:: Record set ::
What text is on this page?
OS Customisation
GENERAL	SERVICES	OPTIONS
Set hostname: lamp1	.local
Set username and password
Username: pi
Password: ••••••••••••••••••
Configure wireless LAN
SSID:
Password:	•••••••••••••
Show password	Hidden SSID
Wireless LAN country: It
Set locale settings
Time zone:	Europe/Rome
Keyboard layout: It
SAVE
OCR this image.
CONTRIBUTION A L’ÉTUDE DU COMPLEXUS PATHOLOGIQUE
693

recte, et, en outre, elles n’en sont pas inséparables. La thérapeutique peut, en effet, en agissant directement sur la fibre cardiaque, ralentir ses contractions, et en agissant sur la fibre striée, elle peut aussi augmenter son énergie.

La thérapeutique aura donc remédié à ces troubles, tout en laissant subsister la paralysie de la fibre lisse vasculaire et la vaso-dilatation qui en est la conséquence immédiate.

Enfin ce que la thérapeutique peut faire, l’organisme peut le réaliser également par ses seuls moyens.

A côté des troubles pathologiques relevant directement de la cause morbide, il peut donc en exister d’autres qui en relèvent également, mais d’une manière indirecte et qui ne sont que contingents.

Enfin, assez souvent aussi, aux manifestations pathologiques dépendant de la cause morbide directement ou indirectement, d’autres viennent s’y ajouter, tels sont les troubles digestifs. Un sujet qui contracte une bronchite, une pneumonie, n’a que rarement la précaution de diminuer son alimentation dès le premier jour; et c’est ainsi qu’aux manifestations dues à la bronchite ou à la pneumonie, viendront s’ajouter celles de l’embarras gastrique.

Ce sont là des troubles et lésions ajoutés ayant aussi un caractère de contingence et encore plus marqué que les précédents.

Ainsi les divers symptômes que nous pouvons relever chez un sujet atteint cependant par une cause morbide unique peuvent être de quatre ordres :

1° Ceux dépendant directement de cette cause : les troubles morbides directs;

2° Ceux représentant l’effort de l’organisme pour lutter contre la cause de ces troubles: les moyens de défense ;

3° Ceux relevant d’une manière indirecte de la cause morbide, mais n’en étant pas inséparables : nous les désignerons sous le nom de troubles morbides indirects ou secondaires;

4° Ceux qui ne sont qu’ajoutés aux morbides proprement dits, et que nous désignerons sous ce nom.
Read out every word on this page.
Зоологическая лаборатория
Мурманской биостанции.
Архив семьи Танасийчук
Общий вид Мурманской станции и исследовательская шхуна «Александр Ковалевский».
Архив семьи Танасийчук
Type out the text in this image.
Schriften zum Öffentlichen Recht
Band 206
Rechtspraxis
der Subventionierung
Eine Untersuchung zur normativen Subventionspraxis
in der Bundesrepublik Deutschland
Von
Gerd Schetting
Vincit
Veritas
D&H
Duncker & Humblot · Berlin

:: Set task ::
Retype exactly the lines from the one containing "Read out every word on this page." through the last line of the records above, including both.

:: Result of the exercise ::
Read out every word on this page.
Зоологическая лаборатория
Мурманской биостанции.
Архив семьи Танасийчук
Общий вид Мурманской станции и исследовательская шхуна «Александр Ковалевский».
Архив семьи Танасийчук
Type out the text in this image.
Schriften zum Öffentlichen Recht
Band 206
Rechtspraxis
der Subventionierung
Eine Untersuchung zur normativen Subventionspraxis
in der Bundesrepublik Deutschland
Von
Gerd Schetting
Vincit
Veritas
D&H
Duncker & Humblot · Berlin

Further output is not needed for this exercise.